## STATED EXERCISE
In the data below, find every line that has the string "palette", and copy it.

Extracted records
****

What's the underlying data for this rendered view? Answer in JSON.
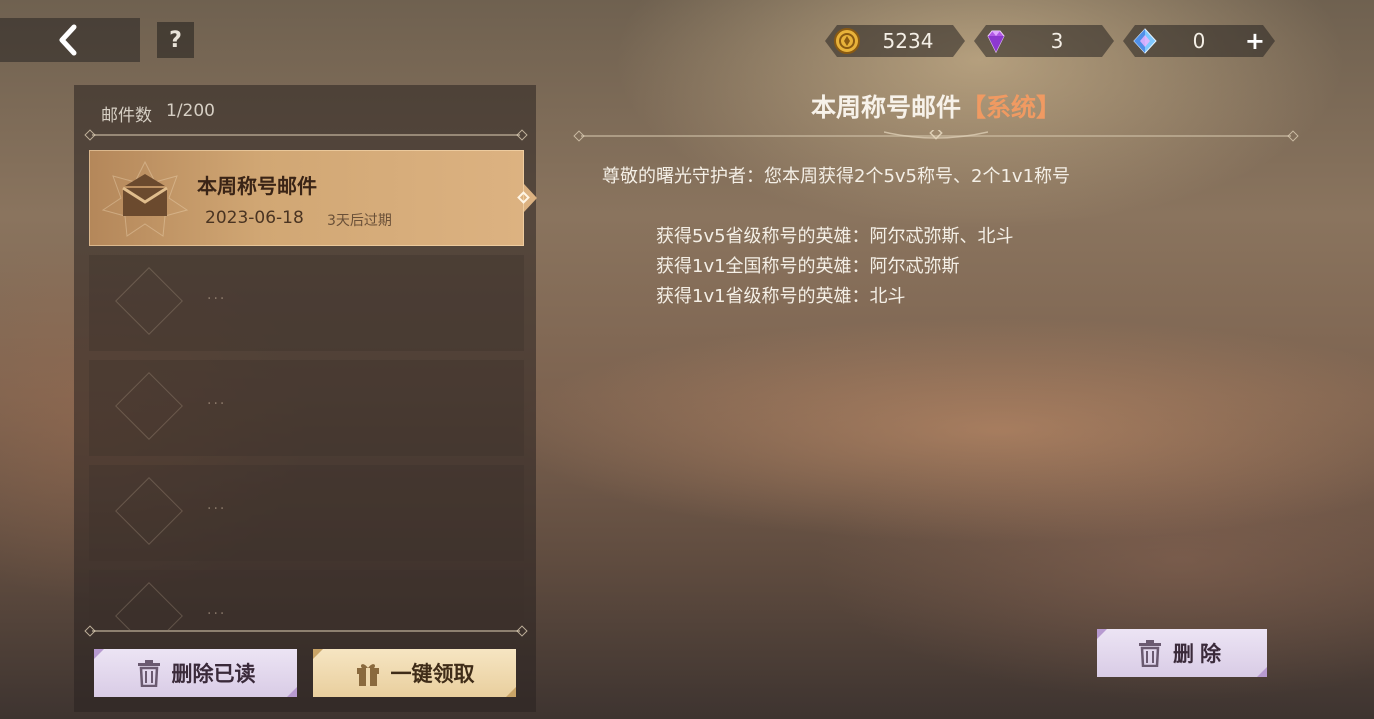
{
  "top_bar": {
    "back_icon": "chevron-left-icon",
    "help_label": "?",
    "currencies": [
      {
        "icon": "gold-coin-icon",
        "value": "5234"
      },
      {
        "icon": "purple-gem-icon",
        "value": "3"
      },
      {
        "icon": "blue-crystal-icon",
        "value": "0",
        "plus": "+"
      }
    ]
  },
  "mailbox": {
    "count_label": "邮件数",
    "count_value": "1/200",
    "mails": [
      {
        "title": "本周称号邮件",
        "date": "2023-06-18",
        "expire": "3天后过期",
        "selected": true
      }
    ],
    "empty_placeholder": "···",
    "buttons": {
      "delete_read": "删除已读",
      "claim_all": "一键领取"
    }
  },
  "mail_detail": {
    "title": "本周称号邮件",
    "tag": "【系统】",
    "greeting": "尊敬的曙光守护者：您本周获得2个5v5称号、2个1v1称号",
    "lines": [
      "获得5v5省级称号的英雄：阿尔忒弥斯、北斗",
      "获得1v1全国称号的英雄：阿尔忒弥斯",
      "获得1v1省级称号的英雄：北斗"
    ],
    "delete_label": "删除"
  },
  "colors": {
    "tag": "#f09a62",
    "selected_item": "#d1a774",
    "button_lavender": "#e3d8ee",
    "button_gold": "#efd9ae"
  }
}
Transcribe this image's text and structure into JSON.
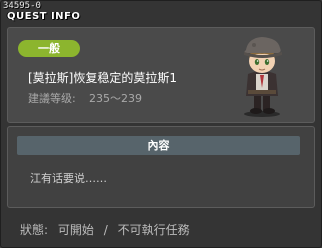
{
  "window": {
    "quest_id": "34595-0",
    "title": "QUEST INFO"
  },
  "quest": {
    "category_badge": "一般",
    "name": "[莫拉斯]恢复稳定的莫拉斯1",
    "level_label": "建議等级:",
    "level_range": "235～239",
    "npc_icon": "npc-boy-portrait"
  },
  "content": {
    "header": "內容",
    "text": "江有话要说……"
  },
  "status": {
    "label": "狀態:",
    "start": "可開始",
    "separator": "/",
    "execute": "不可執行任務"
  },
  "colors": {
    "badge": "#8cb52e",
    "content_header": "#57646b",
    "background": "#343434"
  }
}
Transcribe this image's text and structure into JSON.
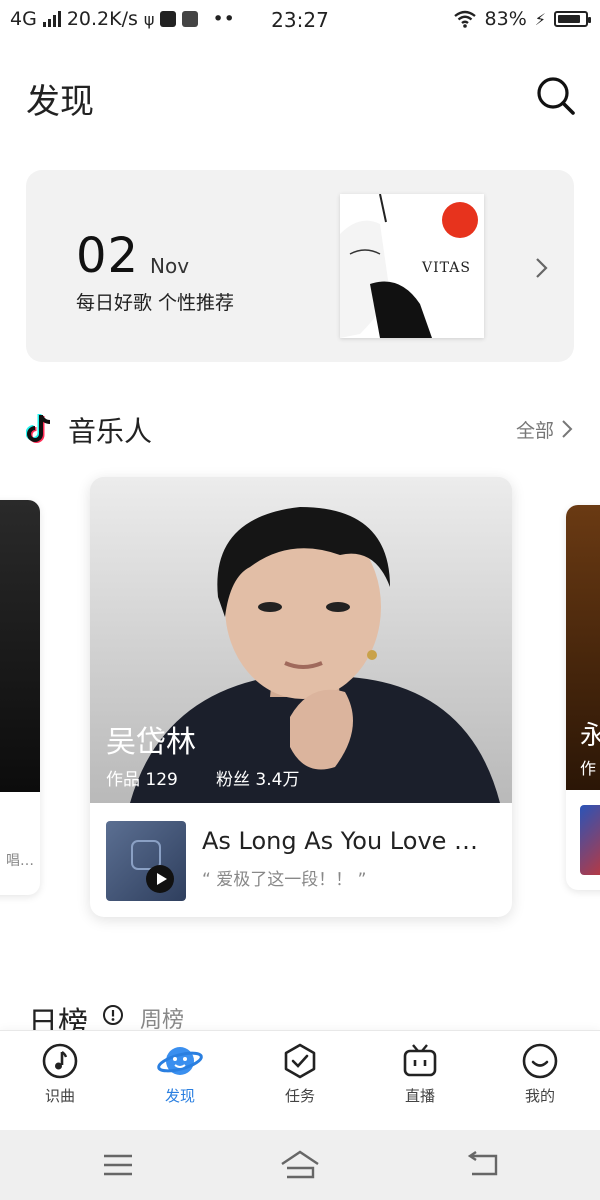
{
  "status_bar": {
    "network": "4G",
    "speed": "20.2K/s",
    "time": "23:27",
    "battery_percent": "83%",
    "battery_level": 0.83
  },
  "header": {
    "title": "发现",
    "search_icon": "search-icon"
  },
  "daily": {
    "day": "02",
    "month": "Nov",
    "subtitle": "每日好歌 个性推荐",
    "album_text": "VITAS"
  },
  "musicians": {
    "title": "音乐人",
    "more": "全部",
    "main": {
      "name": "吴岱林",
      "works": "作品 129",
      "fans": "粉丝 3.4万",
      "song_title": "As Long As You Love M…",
      "song_quote": "“ 爱极了这一段！！ ”"
    },
    "left_peek_text": "唱…",
    "right_peek": {
      "name": "永",
      "sub": "作"
    }
  },
  "rank": {
    "title": "日榜",
    "tab": "周榜"
  },
  "bottom_nav": {
    "items": [
      {
        "label": "识曲",
        "icon": "music-note-icon"
      },
      {
        "label": "发现",
        "icon": "planet-icon",
        "active": true
      },
      {
        "label": "任务",
        "icon": "shield-check-icon"
      },
      {
        "label": "直播",
        "icon": "tv-icon"
      },
      {
        "label": "我的",
        "icon": "smile-icon"
      }
    ]
  },
  "colors": {
    "accent": "#2a7fe0",
    "card_bg": "#f2f2f2",
    "album_badge": "#e7331d"
  }
}
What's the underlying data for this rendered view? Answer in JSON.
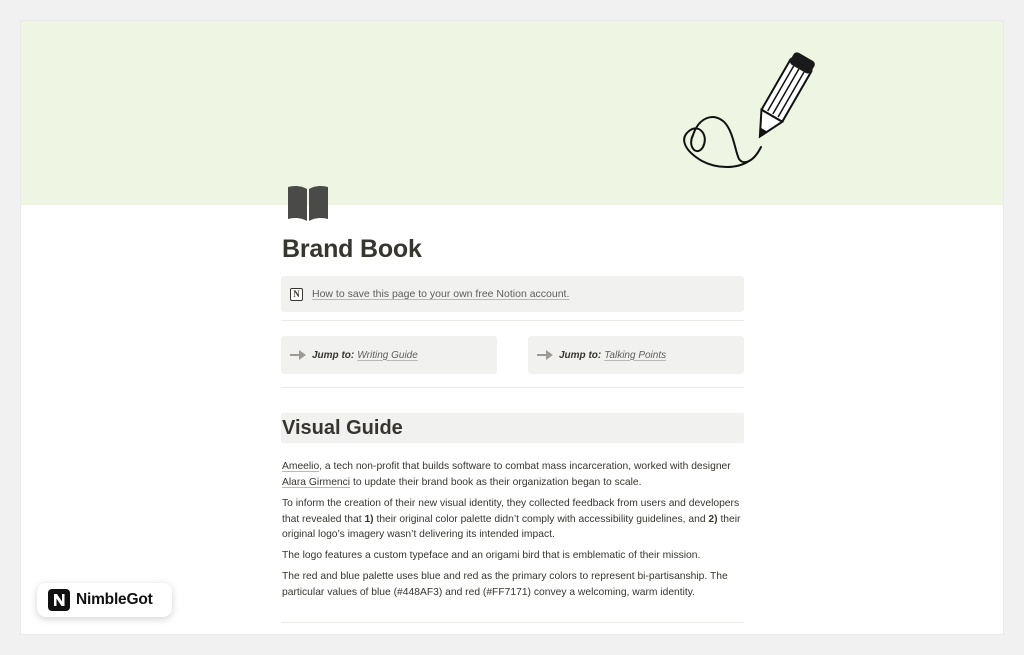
{
  "page": {
    "cover_color": "#eef5e2",
    "cover_art_icon": "heart-pencil-doodle",
    "page_icon": "open-book-icon",
    "title": "Brand Book"
  },
  "callout": {
    "icon": "notion-icon",
    "icon_letter": "N",
    "link_text": "How to save this page to your own free Notion account."
  },
  "jump_links": [
    {
      "label": "Jump to:",
      "target": "Writing Guide"
    },
    {
      "label": "Jump to:",
      "target": "Talking Points"
    }
  ],
  "section": {
    "heading": "Visual Guide",
    "paragraphs": {
      "p1": {
        "link1": "Ameelio",
        "text1": ", a tech non-profit that builds software to combat mass incarceration, worked with designer ",
        "link2": "Alara Girmenci",
        "text2": " to update their brand book as their organization began to scale."
      },
      "p2": {
        "text1": "To inform the creation of their new visual identity, they collected feedback from users and developers that revealed that ",
        "bold1": "1)",
        "text2": " their original color palette didn’t comply with accessibility guidelines, and ",
        "bold2": "2)",
        "text3": " their original logo’s imagery wasn’t delivering its intended impact."
      },
      "p3": "The logo features a custom typeface and an origami bird that is emblematic of their mission.",
      "p4": "The red and blue palette uses blue and red as the primary colors to represent bi-partisanship. The particular values of blue (#448AF3) and red (#FF7171) convey a welcoming, warm identity."
    }
  },
  "badge": {
    "logo": "nimblegot-logo",
    "text": "NimbleGot"
  }
}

****

## CORRECT OUTPUT
        "text2": " their original color palette didn’t comply with accessibility guidelines, and ",
      "p4": "The red and blue palette uses blue and red as the primary colors to represent bi-partisanship. The particular values of blue (#448AF3) and red (#FF7171) convey a welcoming, warm identity."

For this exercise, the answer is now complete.